┌─ GIVEN DATA

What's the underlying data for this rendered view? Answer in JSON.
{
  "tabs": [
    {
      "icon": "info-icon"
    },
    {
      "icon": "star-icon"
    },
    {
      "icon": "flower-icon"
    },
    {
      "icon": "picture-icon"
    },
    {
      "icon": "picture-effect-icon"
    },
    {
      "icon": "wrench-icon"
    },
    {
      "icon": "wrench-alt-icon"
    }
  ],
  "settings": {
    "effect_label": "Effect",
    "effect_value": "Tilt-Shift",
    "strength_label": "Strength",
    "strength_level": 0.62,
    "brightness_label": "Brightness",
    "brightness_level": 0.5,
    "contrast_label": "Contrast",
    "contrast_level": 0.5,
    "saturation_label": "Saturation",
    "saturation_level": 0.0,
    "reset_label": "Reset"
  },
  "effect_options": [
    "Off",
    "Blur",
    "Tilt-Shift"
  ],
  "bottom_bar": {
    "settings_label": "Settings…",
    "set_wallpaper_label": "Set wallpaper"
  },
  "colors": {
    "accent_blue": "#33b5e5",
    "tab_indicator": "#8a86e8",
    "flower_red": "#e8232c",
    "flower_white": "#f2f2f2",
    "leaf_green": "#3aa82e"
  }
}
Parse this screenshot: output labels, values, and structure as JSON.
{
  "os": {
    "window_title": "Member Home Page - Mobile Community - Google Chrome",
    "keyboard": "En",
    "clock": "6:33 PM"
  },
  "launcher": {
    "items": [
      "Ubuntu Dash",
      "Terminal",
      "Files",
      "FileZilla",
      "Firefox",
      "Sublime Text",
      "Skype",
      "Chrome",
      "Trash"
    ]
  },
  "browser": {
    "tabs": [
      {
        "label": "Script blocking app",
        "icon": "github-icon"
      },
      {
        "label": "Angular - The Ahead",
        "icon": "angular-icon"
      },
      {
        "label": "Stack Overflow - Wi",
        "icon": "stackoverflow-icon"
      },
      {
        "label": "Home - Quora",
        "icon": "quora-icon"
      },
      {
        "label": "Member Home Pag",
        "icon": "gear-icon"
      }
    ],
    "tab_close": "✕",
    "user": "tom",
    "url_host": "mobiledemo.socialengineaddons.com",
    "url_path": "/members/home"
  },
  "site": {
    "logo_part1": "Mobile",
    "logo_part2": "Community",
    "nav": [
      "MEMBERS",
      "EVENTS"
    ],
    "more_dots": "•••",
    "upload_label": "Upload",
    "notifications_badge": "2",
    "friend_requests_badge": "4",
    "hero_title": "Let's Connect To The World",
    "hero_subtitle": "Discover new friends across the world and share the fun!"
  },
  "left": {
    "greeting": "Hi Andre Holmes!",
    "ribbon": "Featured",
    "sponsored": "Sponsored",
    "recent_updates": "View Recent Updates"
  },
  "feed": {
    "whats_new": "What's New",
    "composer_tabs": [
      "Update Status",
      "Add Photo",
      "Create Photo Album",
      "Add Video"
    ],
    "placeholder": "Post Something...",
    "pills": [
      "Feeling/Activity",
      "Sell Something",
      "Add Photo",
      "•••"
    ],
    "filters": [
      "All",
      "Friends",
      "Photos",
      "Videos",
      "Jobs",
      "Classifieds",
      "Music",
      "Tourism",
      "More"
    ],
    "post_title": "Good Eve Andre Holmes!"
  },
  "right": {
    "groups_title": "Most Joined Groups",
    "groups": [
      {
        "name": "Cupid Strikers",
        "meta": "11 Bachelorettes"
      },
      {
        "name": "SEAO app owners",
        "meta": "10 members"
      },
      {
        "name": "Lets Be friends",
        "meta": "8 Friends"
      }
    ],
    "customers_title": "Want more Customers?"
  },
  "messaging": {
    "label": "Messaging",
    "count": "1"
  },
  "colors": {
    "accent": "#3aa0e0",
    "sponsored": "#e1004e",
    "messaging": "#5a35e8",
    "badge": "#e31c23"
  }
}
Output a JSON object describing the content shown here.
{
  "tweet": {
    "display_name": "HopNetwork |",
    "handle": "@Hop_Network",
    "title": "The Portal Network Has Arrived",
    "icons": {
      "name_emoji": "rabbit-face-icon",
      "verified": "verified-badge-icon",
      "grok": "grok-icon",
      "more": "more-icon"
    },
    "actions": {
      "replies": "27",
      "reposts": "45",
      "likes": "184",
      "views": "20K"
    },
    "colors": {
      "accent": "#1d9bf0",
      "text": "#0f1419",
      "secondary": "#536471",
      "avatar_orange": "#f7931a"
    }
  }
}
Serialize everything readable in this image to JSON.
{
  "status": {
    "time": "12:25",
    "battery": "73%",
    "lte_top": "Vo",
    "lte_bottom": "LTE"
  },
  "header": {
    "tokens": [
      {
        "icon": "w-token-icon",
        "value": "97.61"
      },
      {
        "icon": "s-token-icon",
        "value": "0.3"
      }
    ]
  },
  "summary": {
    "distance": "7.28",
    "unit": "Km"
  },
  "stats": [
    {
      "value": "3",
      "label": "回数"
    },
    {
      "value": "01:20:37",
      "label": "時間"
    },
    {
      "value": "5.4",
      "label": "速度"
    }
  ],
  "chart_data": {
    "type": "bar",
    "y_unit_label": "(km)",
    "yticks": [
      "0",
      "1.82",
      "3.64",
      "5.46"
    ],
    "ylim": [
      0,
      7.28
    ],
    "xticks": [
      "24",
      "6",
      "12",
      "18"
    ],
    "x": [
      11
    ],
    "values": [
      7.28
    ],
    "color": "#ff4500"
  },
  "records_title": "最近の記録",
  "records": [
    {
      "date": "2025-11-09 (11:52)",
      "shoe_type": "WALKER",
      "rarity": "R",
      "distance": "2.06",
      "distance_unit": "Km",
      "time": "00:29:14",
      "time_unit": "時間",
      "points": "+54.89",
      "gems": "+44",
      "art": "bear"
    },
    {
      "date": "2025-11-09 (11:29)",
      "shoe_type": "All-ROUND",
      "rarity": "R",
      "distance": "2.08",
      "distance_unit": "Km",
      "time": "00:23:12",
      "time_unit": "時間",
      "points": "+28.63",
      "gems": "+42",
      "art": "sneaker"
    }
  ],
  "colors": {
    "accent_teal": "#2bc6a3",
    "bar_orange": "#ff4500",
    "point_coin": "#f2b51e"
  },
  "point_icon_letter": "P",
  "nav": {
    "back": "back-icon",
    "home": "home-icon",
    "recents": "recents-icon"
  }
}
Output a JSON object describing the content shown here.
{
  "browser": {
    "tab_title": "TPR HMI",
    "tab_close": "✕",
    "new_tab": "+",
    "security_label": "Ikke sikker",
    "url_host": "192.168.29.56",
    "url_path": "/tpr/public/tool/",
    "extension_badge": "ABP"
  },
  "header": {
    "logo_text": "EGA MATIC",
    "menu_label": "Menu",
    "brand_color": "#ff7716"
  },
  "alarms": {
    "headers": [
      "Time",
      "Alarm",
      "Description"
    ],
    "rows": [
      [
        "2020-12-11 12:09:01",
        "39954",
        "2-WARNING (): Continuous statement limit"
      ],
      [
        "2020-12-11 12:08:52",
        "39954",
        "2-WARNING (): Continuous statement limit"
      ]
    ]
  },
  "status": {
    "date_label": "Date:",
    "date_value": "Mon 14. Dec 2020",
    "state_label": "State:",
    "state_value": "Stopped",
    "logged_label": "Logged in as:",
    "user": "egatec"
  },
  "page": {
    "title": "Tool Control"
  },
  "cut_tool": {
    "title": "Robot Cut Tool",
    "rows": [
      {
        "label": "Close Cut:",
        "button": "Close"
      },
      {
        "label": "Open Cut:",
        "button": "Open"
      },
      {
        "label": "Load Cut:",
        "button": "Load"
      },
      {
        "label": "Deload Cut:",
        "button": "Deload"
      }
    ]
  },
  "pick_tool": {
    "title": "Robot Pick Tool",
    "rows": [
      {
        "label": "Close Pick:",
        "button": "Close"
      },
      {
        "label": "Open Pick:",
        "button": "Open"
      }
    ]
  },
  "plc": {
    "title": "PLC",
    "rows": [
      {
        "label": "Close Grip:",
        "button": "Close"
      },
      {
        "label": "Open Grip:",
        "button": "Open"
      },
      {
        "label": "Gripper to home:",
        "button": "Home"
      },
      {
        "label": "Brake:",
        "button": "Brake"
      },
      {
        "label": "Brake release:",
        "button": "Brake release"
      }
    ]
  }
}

└─

### REQUIRED TASK
Write out every line of the entries that holds the word "wrench".

### OUTPUT OF THE EXERCISE
      "icon": "wrench-icon"
      "icon": "wrench-alt-icon"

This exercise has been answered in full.